PROBLEM DETAILS =>
Pictures are not part of the copy; repeat everything else in the records exactly.

### RECORDS FOR THE EXERCISE ###

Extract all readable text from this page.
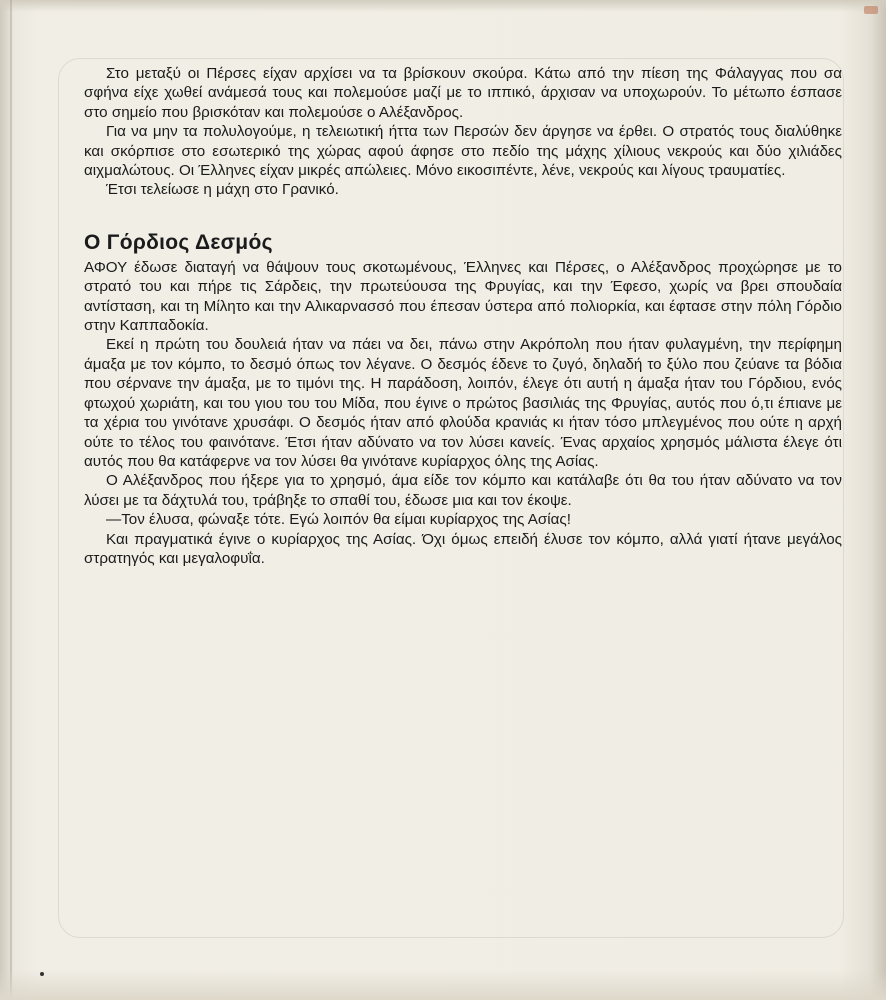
Στο μεταξύ οι Πέρσες είχαν αρχίσει να τα βρίσκουν σκούρα. Κάτω από την πίεση της Φάλαγγας που σα σφήνα είχε χωθεί ανάμεσά τους και πολεμούσε μαζί με το ιππικό, άρχισαν να υποχωρούν. Το μέτωπο έσπασε στο σημείο που βρισκόταν και πολεμούσε ο Αλέξανδρος.

Για να μην τα πολυλογούμε, η τελειωτική ήττα των Περσών δεν άργησε να έρθει. Ο στρατός τους διαλύθηκε και σκόρπισε στο εσωτερικό της χώρας αφού άφησε στο πεδίο της μάχης χίλιους νεκρούς και δύο χιλιάδες αιχμαλώτους. Οι Έλληνες είχαν μικρές απώλειες. Μόνο εικοσιπέντε, λένε, νεκρούς και λίγους τραυματίες.

Έτσι τελείωσε η μάχη στο Γρανικό.

Ο Γόρδιος Δεσμός

ΑΦΟΥ έδωσε διαταγή να θάψουν τους σκοτωμένους, Έλληνες και Πέρσες, ο Αλέξανδρος προχώρησε με το στρατό του και πήρε τις Σάρδεις, την πρωτεύουσα της Φρυγίας, και την Έφεσο, χωρίς να βρει σπουδαία αντίσταση, και τη Μίλητο και την Αλικαρνασσό που έπεσαν ύστερα από πολιορκία, και έφτασε στην πόλη Γόρδιο στην Καππαδοκία.

Εκεί η πρώτη του δουλειά ήταν να πάει να δει, πάνω στην Ακρόπολη που ήταν φυλαγμένη, την περίφημη άμαξα με τον κόμπο, το δεσμό όπως τον λέγανε. Ο δεσμός έδενε το ζυγό, δηλαδή το ξύλο που ζεύανε τα βόδια που σέρνανε την άμαξα, με το τιμόνι της. Η παράδοση, λοιπόν, έλεγε ότι αυτή η άμαξα ήταν του Γόρδιου, ενός φτωχού χωριάτη, και του γιου του του Μίδα, που έγινε ο πρώτος βασιλιάς της Φρυγίας, αυτός που ό,τι έπιανε με τα χέρια του γινότανε χρυσάφι. Ο δεσμός ήταν από φλούδα κρανιάς κι ήταν τόσο μπλεγμένος που ούτε η αρχή ούτε το τέλος του φαινότανε. Έτσι ήταν αδύνατο να τον λύσει κανείς. Ένας αρχαίος χρησμός μάλιστα έλεγε ότι αυτός που θα κατάφερνε να τον λύσει θα γινότανε κυρίαρχος όλης της Ασίας.

Ο Αλέξανδρος που ήξερε για το χρησμό, άμα είδε τον κόμπο και κατάλαβε ότι θα του ήταν αδύνατο να τον λύσει με τα δάχτυλά του, τράβηξε το σπαθί του, έδωσε μια και τον έκοψε.

—Τον έλυσα, φώναξε τότε. Εγώ λοιπόν θα είμαι κυρίαρχος της Ασίας!

Και πραγματικά έγινε ο κυρίαρχος της Ασίας. Όχι όμως επειδή έλυσε τον κόμπο, αλλά γιατί ήτανε μεγάλος στρατηγός και μεγαλοφυΐα.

###

SOLUTION FOR THIS EXERCISE =>
Extract all readable text from this page.
Στο μεταξύ οι Πέρσες είχαν αρχίσει να τα βρίσκουν σκούρα. Κάτω από την πίεση της Φάλαγγας που σα σφήνα είχε χωθεί ανάμεσά τους και πολεμούσε μαζί με το ιππικό, άρχισαν να υποχωρούν. Το μέτωπο έσπασε στο σημείο που βρισκόταν και πολεμούσε ο Αλέξανδρος.

Για να μην τα πολυλογούμε, η τελειωτική ήττα των Περσών δεν άργησε να έρθει. Ο στρατός τους διαλύθηκε και σκόρπισε στο εσωτερικό της χώρας αφού άφησε στο πεδίο της μάχης χίλιους νεκρούς και δύο χιλιάδες αιχμαλώτους. Οι Έλληνες είχαν μικρές απώλειες. Μόνο εικοσιπέντε, λένε, νεκρούς και λίγους τραυματίες.

Έτσι τελείωσε η μάχη στο Γρανικό.

Ο Γόρδιος Δεσμός

ΑΦΟΥ έδωσε διαταγή να θάψουν τους σκοτωμένους, Έλληνες και Πέρσες, ο Αλέξανδρος προχώρησε με το στρατό του και πήρε τις Σάρδεις, την πρωτεύουσα της Φρυγίας, και την Έφεσο, χωρίς να βρει σπουδαία αντίσταση, και τη Μίλητο και την Αλικαρνασσό που έπεσαν ύστερα από πολιορκία, και έφτασε στην πόλη Γόρδιο στην Καππαδοκία.

Εκεί η πρώτη του δουλειά ήταν να πάει να δει, πάνω στην Ακρόπολη που ήταν φυλαγμένη, την περίφημη άμαξα με τον κόμπο, το δεσμό όπως τον λέγανε. Ο δεσμός έδενε το ζυγό, δηλαδή το ξύλο που ζεύανε τα βόδια που σέρνανε την άμαξα, με το τιμόνι της. Η παράδοση, λοιπόν, έλεγε ότι αυτή η άμαξα ήταν του Γόρδιου, ενός φτωχού χωριάτη, και του γιου του του Μίδα, που έγινε ο πρώτος βασιλιάς της Φρυγίας, αυτός που ό,τι έπιανε με τα χέρια του γινότανε χρυσάφι. Ο δεσμός ήταν από φλούδα κρανιάς κι ήταν τόσο μπλεγμένος που ούτε η αρχή ούτε το τέλος του φαινότανε. Έτσι ήταν αδύνατο να τον λύσει κανείς. Ένας αρχαίος χρησμός μάλιστα έλεγε ότι αυτός που θα κατάφερνε να τον λύσει θα γινότανε κυρίαρχος όλης της Ασίας.

Ο Αλέξανδρος που ήξερε για το χρησμό, άμα είδε τον κόμπο και κατάλαβε ότι θα του ήταν αδύνατο να τον λύσει με τα δάχτυλά του, τράβηξε το σπαθί του, έδωσε μια και τον έκοψε.

—Τον έλυσα, φώναξε τότε. Εγώ λοιπόν θα είμαι κυρίαρχος της Ασίας!

Και πραγματικά έγινε ο κυρίαρχος της Ασίας. Όχι όμως επειδή έλυσε τον κόμπο, αλλά γιατί ήτανε μεγάλος στρατηγός και μεγαλοφυΐα.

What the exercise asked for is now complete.